§ **Goal**
Output every entry exactly as given.
start Records shown
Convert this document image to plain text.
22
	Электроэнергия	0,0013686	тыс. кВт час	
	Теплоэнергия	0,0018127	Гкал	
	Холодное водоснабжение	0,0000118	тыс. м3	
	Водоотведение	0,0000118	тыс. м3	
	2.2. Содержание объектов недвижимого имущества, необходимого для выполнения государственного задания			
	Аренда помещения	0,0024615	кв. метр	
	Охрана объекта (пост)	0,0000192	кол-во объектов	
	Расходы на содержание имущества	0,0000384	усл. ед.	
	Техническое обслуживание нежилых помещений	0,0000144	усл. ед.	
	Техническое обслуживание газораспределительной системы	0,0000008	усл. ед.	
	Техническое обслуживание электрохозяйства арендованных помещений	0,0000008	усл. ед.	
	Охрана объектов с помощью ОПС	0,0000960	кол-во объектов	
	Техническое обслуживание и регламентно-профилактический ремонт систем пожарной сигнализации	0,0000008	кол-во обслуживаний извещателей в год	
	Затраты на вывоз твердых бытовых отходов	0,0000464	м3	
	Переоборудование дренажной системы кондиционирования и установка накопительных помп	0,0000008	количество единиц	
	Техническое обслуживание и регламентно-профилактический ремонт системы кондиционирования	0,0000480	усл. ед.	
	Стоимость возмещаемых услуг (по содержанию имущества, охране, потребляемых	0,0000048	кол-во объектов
end Records shown
§ **Task result**
Convert this document image to plain text.
22
	Электроэнергия	0,0013686	тыс. кВт час	
	Теплоэнергия	0,0018127	Гкал	
	Холодное водоснабжение	0,0000118	тыс. м3	
	Водоотведение	0,0000118	тыс. м3	
	2.2. Содержание объектов недвижимого имущества, необходимого для выполнения государственного задания			
	Аренда помещения	0,0024615	кв. метр	
	Охрана объекта (пост)	0,0000192	кол-во объектов	
	Расходы на содержание имущества	0,0000384	усл. ед.	
	Техническое обслуживание нежилых помещений	0,0000144	усл. ед.	
	Техническое обслуживание газораспределительной системы	0,0000008	усл. ед.	
	Техническое обслуживание электрохозяйства арендованных помещений	0,0000008	усл. ед.	
	Охрана объектов с помощью ОПС	0,0000960	кол-во объектов	
	Техническое обслуживание и регламентно-профилактический ремонт систем пожарной сигнализации	0,0000008	кол-во обслуживаний извещателей в год	
	Затраты на вывоз твердых бытовых отходов	0,0000464	м3	
	Переоборудование дренажной системы кондиционирования и установка накопительных помп	0,0000008	количество единиц	
	Техническое обслуживание и регламентно-профилактический ремонт системы кондиционирования	0,0000480	усл. ед.	
	Стоимость возмещаемых услуг (по содержанию имущества, охране, потребляемых	0,0000048	кол-во объектов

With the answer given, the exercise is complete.